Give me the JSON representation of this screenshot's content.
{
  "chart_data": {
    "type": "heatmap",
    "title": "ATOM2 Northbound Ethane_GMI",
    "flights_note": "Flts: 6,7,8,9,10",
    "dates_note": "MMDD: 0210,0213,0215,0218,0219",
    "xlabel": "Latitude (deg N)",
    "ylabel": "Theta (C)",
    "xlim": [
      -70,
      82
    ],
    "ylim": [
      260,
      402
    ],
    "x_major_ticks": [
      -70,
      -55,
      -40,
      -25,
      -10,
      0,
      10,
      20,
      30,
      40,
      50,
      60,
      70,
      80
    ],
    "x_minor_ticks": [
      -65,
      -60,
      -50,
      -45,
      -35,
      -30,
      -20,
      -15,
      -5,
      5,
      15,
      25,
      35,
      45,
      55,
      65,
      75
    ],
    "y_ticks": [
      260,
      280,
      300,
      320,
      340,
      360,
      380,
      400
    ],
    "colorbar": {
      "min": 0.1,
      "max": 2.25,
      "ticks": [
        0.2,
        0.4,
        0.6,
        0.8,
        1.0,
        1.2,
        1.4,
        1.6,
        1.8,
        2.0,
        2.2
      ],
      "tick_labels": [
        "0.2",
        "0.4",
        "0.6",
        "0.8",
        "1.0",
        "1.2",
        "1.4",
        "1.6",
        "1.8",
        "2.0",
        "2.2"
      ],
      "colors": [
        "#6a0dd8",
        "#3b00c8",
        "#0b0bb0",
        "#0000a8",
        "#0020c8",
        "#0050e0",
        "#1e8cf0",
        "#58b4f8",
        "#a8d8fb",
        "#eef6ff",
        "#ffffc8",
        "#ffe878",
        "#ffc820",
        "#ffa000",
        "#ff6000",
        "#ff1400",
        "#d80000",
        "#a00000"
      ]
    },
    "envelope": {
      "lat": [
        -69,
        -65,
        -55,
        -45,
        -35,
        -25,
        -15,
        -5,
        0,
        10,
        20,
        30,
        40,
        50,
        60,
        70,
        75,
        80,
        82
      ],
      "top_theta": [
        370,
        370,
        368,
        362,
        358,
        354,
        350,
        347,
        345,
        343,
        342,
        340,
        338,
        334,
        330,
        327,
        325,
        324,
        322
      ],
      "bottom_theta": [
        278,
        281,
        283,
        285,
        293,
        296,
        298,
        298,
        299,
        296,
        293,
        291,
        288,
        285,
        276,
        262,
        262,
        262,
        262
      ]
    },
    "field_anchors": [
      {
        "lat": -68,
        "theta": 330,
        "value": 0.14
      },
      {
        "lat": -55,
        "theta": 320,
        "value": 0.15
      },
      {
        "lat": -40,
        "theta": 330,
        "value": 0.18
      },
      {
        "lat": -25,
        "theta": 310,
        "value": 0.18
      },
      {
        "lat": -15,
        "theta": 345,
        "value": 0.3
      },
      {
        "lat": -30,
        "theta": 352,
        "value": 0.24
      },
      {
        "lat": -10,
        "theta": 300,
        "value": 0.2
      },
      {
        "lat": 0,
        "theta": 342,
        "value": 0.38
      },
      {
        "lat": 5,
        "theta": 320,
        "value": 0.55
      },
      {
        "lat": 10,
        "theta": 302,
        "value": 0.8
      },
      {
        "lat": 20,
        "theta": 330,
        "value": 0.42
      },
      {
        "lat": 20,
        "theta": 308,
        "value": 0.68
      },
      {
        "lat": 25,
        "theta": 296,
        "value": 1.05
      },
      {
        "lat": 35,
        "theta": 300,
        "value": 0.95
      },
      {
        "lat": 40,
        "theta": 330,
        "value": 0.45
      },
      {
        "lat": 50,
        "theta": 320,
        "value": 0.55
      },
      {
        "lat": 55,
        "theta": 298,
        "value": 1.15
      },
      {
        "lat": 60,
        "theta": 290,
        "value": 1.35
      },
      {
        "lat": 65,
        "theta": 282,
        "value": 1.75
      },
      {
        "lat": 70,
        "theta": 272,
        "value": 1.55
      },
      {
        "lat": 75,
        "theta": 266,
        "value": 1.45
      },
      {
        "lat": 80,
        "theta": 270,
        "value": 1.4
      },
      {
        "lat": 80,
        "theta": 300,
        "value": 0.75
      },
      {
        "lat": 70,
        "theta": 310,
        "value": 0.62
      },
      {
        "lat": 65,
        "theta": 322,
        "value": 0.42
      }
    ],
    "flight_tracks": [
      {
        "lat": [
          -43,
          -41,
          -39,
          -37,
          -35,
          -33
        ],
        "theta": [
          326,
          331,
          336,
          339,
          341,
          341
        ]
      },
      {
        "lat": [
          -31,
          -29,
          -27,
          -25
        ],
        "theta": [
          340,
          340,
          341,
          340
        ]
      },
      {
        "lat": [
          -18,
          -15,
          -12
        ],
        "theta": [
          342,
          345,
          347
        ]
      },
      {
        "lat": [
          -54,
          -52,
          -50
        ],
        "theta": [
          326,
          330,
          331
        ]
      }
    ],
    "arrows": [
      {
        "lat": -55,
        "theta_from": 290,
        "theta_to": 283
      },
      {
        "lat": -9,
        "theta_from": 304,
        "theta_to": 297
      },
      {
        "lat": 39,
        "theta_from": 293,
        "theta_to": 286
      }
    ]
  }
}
☆ ☆ ☆ ☆ ☆
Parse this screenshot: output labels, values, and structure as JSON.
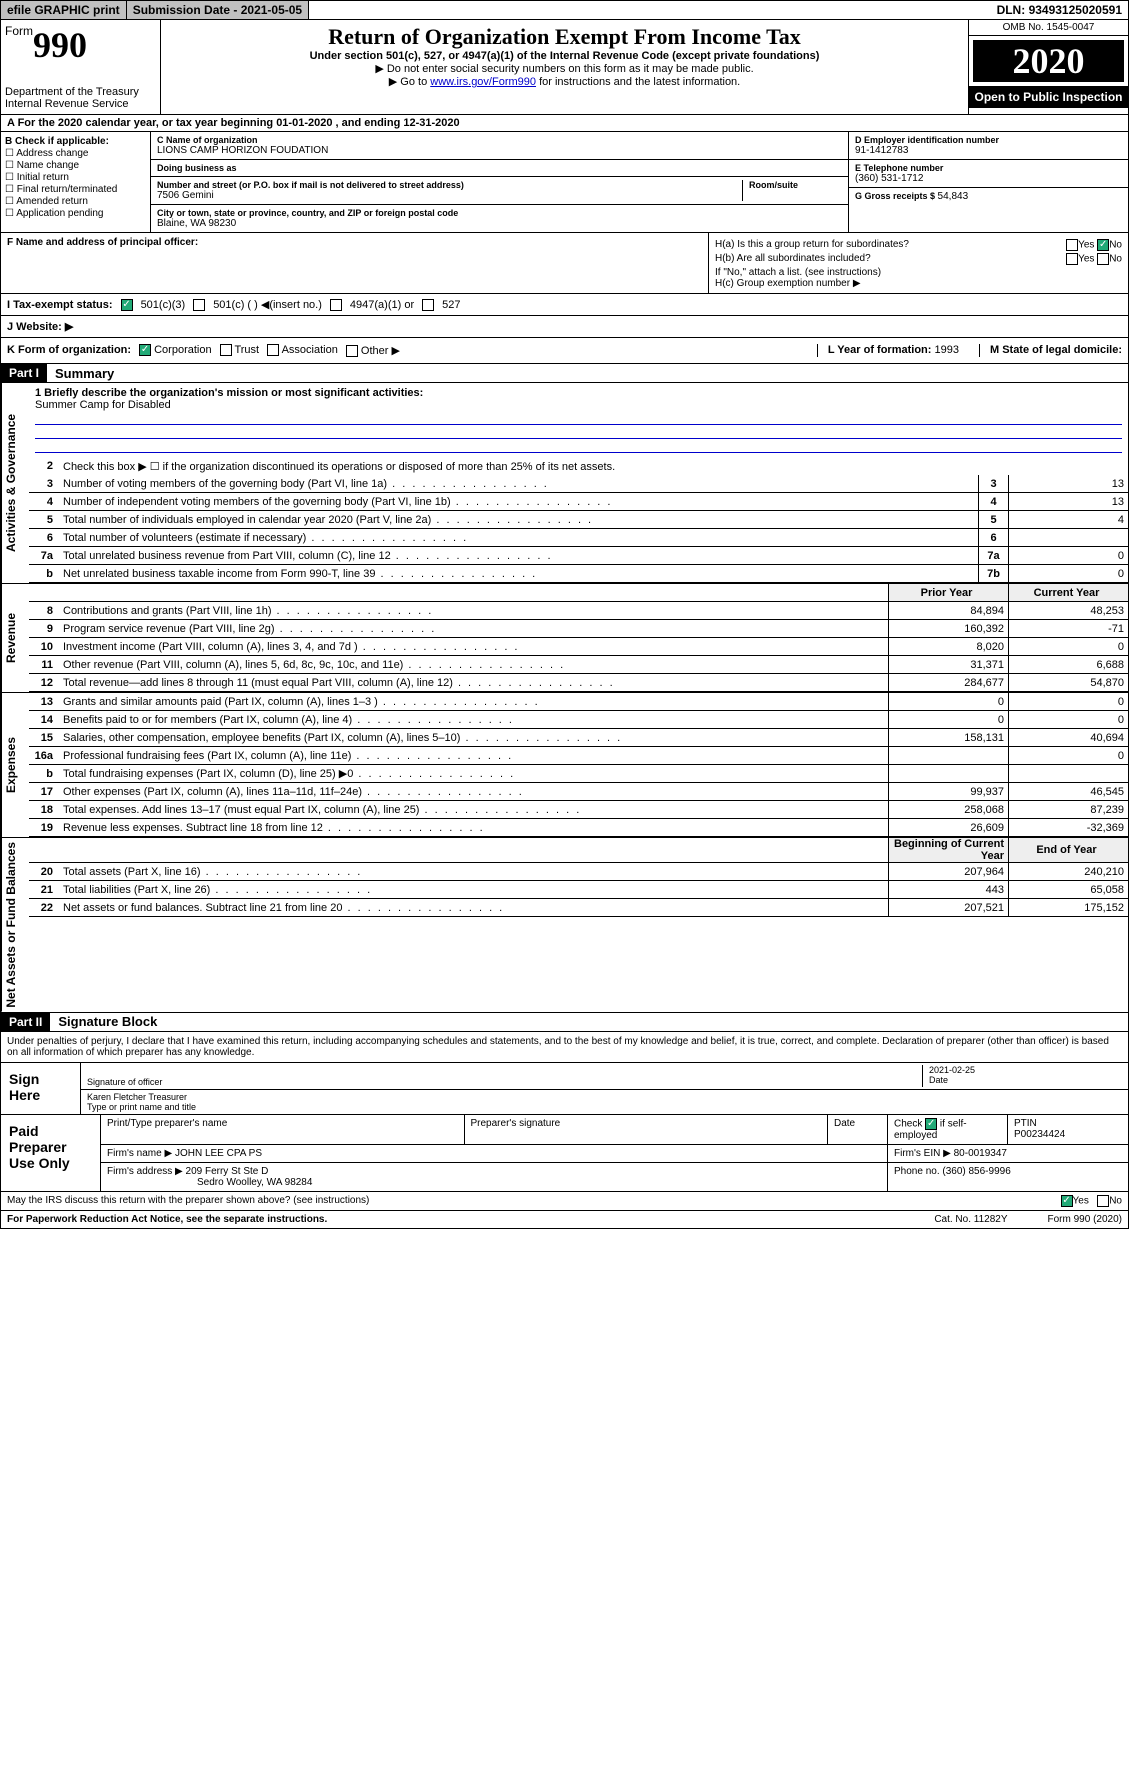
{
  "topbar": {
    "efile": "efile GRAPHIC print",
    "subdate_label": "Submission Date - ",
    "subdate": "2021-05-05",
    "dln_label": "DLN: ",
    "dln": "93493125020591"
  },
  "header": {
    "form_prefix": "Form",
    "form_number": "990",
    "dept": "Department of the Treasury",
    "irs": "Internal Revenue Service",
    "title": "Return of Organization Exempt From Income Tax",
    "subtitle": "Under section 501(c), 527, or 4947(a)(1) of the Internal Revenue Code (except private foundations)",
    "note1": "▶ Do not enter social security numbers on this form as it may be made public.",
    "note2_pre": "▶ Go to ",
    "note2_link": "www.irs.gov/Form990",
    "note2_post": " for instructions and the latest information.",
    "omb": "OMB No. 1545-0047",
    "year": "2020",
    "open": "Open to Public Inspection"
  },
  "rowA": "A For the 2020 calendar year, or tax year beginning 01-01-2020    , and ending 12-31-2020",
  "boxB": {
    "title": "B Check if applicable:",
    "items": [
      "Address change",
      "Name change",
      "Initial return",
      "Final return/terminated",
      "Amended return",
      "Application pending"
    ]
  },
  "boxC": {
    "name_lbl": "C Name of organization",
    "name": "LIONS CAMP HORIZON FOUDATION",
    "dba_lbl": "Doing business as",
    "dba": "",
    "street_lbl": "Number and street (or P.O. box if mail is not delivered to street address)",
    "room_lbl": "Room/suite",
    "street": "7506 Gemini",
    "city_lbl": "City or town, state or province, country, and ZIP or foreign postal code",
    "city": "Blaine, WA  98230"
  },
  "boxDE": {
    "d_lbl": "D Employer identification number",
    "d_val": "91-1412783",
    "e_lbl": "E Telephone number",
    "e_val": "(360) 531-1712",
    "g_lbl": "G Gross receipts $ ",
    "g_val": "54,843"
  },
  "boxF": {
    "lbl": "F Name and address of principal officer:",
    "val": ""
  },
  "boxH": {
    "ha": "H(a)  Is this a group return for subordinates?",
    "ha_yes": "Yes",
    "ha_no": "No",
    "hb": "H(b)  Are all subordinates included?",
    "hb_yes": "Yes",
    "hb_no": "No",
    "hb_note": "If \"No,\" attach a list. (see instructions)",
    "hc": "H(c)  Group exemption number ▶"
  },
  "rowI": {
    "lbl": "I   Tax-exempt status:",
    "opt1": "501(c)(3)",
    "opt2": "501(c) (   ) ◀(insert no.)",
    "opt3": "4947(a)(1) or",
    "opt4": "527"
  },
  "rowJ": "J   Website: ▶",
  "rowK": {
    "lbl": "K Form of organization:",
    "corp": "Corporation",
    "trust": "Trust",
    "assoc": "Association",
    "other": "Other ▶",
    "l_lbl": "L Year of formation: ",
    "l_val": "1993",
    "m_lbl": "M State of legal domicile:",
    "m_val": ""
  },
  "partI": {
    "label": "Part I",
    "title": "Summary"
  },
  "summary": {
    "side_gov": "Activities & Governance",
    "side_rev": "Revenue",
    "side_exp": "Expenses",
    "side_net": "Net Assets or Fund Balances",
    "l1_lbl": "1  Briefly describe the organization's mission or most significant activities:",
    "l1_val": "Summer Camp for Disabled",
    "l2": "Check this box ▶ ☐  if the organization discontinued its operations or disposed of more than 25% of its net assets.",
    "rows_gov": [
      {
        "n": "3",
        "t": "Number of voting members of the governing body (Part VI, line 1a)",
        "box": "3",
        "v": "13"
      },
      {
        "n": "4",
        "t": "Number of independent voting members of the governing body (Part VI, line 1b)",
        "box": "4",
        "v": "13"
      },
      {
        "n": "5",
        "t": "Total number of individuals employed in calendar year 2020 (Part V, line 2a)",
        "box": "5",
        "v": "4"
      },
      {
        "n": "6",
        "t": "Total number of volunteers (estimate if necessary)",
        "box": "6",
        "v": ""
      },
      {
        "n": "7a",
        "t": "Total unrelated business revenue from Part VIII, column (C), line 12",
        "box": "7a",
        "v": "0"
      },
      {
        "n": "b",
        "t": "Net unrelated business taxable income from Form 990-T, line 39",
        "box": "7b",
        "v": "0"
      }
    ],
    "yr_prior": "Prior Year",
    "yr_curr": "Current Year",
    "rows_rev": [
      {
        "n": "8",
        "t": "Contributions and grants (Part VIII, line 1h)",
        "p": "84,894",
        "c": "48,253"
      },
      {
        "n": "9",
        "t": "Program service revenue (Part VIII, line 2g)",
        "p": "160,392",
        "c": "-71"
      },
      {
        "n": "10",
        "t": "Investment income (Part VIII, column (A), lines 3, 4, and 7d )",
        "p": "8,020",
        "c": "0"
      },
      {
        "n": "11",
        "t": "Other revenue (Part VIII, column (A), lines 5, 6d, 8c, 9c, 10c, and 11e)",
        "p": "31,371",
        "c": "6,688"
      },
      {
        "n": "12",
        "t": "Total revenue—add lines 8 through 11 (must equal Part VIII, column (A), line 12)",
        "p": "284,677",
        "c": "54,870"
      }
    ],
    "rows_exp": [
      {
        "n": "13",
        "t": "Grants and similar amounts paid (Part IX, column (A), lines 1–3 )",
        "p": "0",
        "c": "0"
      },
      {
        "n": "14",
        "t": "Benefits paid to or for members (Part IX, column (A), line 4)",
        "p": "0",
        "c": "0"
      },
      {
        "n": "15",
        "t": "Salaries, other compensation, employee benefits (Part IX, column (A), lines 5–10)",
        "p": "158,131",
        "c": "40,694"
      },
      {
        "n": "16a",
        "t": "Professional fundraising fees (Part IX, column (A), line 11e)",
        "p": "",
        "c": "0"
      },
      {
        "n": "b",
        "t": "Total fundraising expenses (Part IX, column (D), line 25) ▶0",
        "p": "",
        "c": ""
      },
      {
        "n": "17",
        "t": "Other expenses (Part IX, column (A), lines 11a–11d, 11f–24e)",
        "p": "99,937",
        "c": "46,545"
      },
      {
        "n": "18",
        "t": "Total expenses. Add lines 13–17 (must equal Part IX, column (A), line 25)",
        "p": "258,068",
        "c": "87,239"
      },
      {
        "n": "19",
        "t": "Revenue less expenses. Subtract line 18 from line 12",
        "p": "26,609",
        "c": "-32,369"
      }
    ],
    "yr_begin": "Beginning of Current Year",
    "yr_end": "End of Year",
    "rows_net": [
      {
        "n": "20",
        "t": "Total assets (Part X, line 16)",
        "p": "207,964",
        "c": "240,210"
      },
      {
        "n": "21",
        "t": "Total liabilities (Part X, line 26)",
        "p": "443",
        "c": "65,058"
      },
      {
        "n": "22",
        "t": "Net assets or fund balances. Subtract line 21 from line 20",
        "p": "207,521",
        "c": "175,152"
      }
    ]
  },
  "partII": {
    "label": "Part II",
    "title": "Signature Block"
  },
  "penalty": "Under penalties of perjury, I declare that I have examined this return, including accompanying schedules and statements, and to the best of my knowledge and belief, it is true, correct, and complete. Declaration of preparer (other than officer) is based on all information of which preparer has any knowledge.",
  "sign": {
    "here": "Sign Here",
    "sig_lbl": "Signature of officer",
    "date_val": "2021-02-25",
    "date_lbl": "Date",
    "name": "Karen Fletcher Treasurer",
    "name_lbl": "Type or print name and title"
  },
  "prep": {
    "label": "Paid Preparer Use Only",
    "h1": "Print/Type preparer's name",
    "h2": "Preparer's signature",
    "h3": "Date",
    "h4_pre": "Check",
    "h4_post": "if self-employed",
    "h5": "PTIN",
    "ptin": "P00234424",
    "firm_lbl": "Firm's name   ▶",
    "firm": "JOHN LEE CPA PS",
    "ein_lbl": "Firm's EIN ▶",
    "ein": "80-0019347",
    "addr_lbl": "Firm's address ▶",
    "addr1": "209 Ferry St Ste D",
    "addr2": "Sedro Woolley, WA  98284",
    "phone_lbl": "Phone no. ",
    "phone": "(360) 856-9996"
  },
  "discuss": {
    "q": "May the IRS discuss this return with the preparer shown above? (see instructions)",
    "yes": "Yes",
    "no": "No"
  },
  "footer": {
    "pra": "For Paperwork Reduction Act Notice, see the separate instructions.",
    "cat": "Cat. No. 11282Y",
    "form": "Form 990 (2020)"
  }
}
☆ ☆ ☆ ☆ ☆
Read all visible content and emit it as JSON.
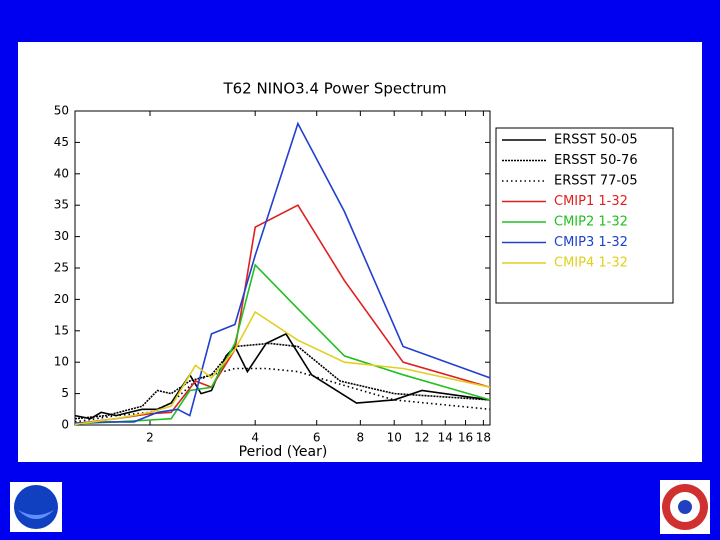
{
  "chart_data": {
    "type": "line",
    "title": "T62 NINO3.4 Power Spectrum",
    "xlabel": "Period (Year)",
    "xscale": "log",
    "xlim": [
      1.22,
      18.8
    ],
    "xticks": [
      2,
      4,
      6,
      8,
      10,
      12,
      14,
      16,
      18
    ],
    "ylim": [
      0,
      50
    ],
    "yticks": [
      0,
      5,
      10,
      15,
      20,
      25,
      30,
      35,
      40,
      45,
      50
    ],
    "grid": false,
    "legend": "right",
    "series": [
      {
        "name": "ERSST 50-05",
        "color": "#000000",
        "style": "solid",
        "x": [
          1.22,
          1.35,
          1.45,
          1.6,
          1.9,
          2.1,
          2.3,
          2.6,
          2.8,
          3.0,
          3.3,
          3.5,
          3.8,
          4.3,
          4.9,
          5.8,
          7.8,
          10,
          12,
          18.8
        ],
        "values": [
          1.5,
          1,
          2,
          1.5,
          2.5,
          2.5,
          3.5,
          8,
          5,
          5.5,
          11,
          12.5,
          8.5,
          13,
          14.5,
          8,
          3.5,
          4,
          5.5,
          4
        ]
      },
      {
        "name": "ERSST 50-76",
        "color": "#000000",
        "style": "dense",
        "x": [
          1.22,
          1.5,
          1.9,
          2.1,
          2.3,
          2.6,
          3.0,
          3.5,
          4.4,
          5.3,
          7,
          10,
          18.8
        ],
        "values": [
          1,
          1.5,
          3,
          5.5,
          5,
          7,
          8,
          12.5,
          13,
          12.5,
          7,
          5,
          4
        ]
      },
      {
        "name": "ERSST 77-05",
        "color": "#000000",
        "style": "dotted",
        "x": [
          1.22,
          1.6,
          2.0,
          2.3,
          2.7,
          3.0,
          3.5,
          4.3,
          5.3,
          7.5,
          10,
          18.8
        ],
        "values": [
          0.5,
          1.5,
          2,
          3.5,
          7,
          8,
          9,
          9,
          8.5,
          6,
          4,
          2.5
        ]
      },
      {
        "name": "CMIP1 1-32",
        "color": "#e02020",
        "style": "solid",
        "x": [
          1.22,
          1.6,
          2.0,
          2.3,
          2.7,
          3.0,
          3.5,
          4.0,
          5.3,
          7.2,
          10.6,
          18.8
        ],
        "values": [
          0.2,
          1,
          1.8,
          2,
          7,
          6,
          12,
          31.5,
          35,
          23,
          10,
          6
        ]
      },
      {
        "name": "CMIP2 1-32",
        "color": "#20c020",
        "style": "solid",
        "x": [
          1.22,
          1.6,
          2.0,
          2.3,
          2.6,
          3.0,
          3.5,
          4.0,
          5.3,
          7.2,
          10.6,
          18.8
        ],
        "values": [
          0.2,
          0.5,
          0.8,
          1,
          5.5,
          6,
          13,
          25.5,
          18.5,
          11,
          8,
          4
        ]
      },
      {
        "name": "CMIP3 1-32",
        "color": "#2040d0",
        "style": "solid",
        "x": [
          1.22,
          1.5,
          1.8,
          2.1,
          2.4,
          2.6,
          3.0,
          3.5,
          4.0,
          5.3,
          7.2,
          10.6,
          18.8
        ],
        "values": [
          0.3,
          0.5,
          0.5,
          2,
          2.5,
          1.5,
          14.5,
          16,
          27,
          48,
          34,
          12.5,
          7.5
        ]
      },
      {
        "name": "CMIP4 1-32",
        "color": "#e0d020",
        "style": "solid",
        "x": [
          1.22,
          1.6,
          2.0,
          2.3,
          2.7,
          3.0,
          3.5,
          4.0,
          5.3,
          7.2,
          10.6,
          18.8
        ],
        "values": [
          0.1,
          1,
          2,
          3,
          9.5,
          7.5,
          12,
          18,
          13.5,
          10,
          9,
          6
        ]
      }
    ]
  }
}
☆ ☆ ☆ ☆ ☆
Task brief:
Using the listing, collect all lines in which the string "fundraising" is found.

Task answer:
        "t": "Professional fundraising fees (Part IX, column (A), line 11e)",
        "t": "Total fundraising expenses (Part IX, column (D), line 25) ▶0",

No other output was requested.